### DIRECTIVES
[1] Answer these questions about the EIP-7801 update:
(a) Which account merged the update?
(b) What new title does the update give the EIP?
(c) In the old abstract, how many blocks does each bit of the bitmask stand for?
[2] Output the part of the EIP-7801 update starting with "EIPS/eip-7801.md" and going on through "historical blocks data.", with no changes.

### TEXT SECTION
Update EIP-7801: Update eip-7801.md

Merged by EIP-Bot.

EIPS/eip-7801.md

@@ -1,9 +1,9 @@
 ---
 eip: 7801
-title: eth/70 - Sharded Blocks Protocol
-description: Replaces block range with a bitmask representing 100,000-block spans in the handshake, committing to future block ranges
+title: etha - Sharded Blocks Subprotocol
+description: Introduces the etha subprotocol for serving historical blocks data.
 author: Ahmad Bitar (@smartprogrammer93) <smartprogrammer@windowslive.com>, Giulio Rebuffo (@Giulio2002), Gary Schulte (@garyschulte) <garyschulte@gmail.com>
-discussions-to: https://ethereum-magicians.org/t/eip-7801-eth-70-sharded-blocks-protocol/21507
+discussions-to: https://ethereum-magicians.org/t/eip-7801-etha-sharded-blocks-subprotocol/21507
 status: Draft
 type: Standards Track
 category: Networking
@@ -13,51 +13,62 @@ requires: 7642
 
 ## Abstract
 
-This EIP introduces a method enabling an Ethereum node to communicate its available block spans via a bitmask, where each bit represents a 100_000-block span within each 1_000_000 block range of chain history. Nodes use this bitmask to signal which spans of historical data they store and commit to storing future spans as they are created. This enables peers to make informed decisions about data availability without first connecting and querying for availability. The bitmask repeats every 1 million blocks, making for a somewhat simple to reason about probability of data availability.

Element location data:

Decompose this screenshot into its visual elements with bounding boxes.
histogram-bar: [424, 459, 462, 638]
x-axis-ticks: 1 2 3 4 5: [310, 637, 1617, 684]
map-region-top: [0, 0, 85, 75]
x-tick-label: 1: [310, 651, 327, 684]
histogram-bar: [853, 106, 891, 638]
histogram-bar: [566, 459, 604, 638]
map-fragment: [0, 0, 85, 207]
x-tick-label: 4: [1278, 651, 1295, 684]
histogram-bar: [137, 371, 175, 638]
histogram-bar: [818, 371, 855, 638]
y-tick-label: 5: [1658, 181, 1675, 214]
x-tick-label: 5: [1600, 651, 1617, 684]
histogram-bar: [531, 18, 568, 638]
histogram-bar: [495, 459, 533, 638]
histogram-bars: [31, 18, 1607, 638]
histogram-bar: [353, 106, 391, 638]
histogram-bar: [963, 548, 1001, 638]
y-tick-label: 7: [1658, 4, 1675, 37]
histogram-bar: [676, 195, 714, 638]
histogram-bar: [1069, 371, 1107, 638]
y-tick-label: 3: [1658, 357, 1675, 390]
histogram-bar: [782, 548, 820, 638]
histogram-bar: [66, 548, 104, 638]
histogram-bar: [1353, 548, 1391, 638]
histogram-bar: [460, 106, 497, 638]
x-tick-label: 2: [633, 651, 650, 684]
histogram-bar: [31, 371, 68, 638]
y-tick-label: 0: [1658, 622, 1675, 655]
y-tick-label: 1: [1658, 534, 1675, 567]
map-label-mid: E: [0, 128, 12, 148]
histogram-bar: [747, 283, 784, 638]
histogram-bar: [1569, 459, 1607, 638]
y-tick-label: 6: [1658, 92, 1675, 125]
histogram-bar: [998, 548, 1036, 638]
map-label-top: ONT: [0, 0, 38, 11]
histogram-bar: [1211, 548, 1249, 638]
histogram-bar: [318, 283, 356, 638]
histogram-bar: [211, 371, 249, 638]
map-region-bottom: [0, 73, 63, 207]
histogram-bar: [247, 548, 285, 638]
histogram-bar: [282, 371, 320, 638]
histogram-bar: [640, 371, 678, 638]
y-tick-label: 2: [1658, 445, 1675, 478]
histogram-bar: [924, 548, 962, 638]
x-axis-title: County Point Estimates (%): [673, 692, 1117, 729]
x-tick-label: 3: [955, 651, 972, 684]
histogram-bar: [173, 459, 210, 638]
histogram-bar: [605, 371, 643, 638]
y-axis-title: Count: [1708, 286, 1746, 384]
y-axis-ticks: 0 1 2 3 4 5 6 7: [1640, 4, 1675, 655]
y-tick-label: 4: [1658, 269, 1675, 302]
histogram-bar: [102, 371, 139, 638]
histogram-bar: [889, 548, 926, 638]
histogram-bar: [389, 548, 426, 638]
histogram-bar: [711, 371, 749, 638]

### ANSWERS IN ORDER
[1]
(a) EIP-Bot
(b) etha - Sharded Blocks Subprotocol
(c) A 100,000-block span

[2]
EIPS/eip-7801.md

@@ -1,9 +1,9 @@
 ---
 eip: 7801
-title: eth/70 - Sharded Blocks Protocol
-description: Replaces block range with a bitmask representing 100,000-block spans in the handshake, committing to future block ranges
+title: etha - Sharded Blocks Subprotocol
+description: Introduces the etha subprotocol for serving historical blocks data.